(Dataset records)
[BEGIN]
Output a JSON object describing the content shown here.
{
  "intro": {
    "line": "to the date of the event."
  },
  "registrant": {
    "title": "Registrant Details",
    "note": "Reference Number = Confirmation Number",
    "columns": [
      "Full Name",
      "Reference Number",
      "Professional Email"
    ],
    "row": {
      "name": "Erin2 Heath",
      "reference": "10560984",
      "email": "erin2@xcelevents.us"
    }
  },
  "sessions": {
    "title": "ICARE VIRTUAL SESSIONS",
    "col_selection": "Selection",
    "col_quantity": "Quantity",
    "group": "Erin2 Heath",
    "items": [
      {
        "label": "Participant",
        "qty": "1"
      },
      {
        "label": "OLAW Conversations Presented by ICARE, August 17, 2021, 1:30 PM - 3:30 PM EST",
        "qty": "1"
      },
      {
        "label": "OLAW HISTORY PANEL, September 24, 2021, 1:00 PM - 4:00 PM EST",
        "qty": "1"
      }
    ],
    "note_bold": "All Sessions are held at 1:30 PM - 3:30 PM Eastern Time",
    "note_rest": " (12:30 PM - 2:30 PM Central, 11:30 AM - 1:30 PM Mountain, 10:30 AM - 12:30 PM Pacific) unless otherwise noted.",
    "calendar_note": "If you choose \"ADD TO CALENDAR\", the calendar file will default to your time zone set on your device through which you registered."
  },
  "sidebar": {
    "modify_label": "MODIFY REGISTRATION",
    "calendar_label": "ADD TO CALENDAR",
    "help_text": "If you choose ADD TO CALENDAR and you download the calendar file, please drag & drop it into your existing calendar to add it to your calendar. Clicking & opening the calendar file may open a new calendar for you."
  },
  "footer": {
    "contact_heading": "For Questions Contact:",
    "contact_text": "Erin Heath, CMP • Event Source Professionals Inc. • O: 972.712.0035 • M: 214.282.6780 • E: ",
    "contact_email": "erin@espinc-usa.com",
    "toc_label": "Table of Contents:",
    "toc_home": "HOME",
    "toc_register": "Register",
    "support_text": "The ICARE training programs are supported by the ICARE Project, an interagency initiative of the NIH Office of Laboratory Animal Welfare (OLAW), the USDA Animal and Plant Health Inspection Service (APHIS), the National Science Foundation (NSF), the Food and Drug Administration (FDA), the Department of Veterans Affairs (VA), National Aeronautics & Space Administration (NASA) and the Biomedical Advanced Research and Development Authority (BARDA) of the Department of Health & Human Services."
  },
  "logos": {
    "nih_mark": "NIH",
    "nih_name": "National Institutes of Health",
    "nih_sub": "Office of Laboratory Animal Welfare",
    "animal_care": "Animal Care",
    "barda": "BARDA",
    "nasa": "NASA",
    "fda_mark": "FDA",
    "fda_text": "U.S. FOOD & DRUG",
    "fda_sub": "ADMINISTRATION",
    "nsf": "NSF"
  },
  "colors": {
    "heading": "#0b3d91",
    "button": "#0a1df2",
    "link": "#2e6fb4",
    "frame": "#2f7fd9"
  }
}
[END]
Task
Give the entries once more, exactly as they appear.

Answer to this task
Output a JSON object describing the content shown here.
{
  "intro": {
    "line": "to the date of the event."
  },
  "registrant": {
    "title": "Registrant Details",
    "note": "Reference Number = Confirmation Number",
    "columns": [
      "Full Name",
      "Reference Number",
      "Professional Email"
    ],
    "row": {
      "name": "Erin2 Heath",
      "reference": "10560984",
      "email": "erin2@xcelevents.us"
    }
  },
  "sessions": {
    "title": "ICARE VIRTUAL SESSIONS",
    "col_selection": "Selection",
    "col_quantity": "Quantity",
    "group": "Erin2 Heath",
    "items": [
      {
        "label": "Participant",
        "qty": "1"
      },
      {
        "label": "OLAW Conversations Presented by ICARE, August 17, 2021, 1:30 PM - 3:30 PM EST",
        "qty": "1"
      },
      {
        "label": "OLAW HISTORY PANEL, September 24, 2021, 1:00 PM - 4:00 PM EST",
        "qty": "1"
      }
    ],
    "note_bold": "All Sessions are held at 1:30 PM - 3:30 PM Eastern Time",
    "note_rest": " (12:30 PM - 2:30 PM Central, 11:30 AM - 1:30 PM Mountain, 10:30 AM - 12:30 PM Pacific) unless otherwise noted.",
    "calendar_note": "If you choose \"ADD TO CALENDAR\", the calendar file will default to your time zone set on your device through which you registered."
  },
  "sidebar": {
    "modify_label": "MODIFY REGISTRATION",
    "calendar_label": "ADD TO CALENDAR",
    "help_text": "If you choose ADD TO CALENDAR and you download the calendar file, please drag & drop it into your existing calendar to add it to your calendar. Clicking & opening the calendar file may open a new calendar for you."
  },
  "footer": {
    "contact_heading": "For Questions Contact:",
    "contact_text": "Erin Heath, CMP • Event Source Professionals Inc. • O: 972.712.0035 • M: 214.282.6780 • E: ",
    "contact_email": "erin@espinc-usa.com",
    "toc_label": "Table of Contents:",
    "toc_home": "HOME",
    "toc_register": "Register",
    "support_text": "The ICARE training programs are supported by the ICARE Project, an interagency initiative of the NIH Office of Laboratory Animal Welfare (OLAW), the USDA Animal and Plant Health Inspection Service (APHIS), the National Science Foundation (NSF), the Food and Drug Administration (FDA), the Department of Veterans Affairs (VA), National Aeronautics & Space Administration (NASA) and the Biomedical Advanced Research and Development Authority (BARDA) of the Department of Health & Human Services."
  },
  "logos": {
    "nih_mark": "NIH",
    "nih_name": "National Institutes of Health",
    "nih_sub": "Office of Laboratory Animal Welfare",
    "animal_care": "Animal Care",
    "barda": "BARDA",
    "nasa": "NASA",
    "fda_mark": "FDA",
    "fda_text": "U.S. FOOD & DRUG",
    "fda_sub": "ADMINISTRATION",
    "nsf": "NSF"
  },
  "colors": {
    "heading": "#0b3d91",
    "button": "#0a1df2",
    "link": "#2e6fb4",
    "frame": "#2f7fd9"
  }
}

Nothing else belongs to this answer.